## AIM:
Say only how many lines contain the word "values".

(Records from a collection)
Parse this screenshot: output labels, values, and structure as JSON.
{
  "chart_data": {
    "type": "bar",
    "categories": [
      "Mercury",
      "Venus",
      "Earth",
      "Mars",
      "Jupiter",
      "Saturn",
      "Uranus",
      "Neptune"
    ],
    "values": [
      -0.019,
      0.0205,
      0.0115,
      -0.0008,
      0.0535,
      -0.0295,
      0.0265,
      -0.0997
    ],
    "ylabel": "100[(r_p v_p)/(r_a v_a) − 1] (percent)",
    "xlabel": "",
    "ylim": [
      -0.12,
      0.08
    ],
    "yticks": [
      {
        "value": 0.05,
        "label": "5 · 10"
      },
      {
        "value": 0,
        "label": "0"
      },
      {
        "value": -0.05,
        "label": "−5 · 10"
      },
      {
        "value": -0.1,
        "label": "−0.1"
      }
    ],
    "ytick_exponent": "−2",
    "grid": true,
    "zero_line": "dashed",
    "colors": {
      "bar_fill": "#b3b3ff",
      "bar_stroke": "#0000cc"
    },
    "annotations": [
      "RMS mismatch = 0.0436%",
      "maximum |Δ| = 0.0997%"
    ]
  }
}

## OUTPUT FOR THIS EXERCISE:
2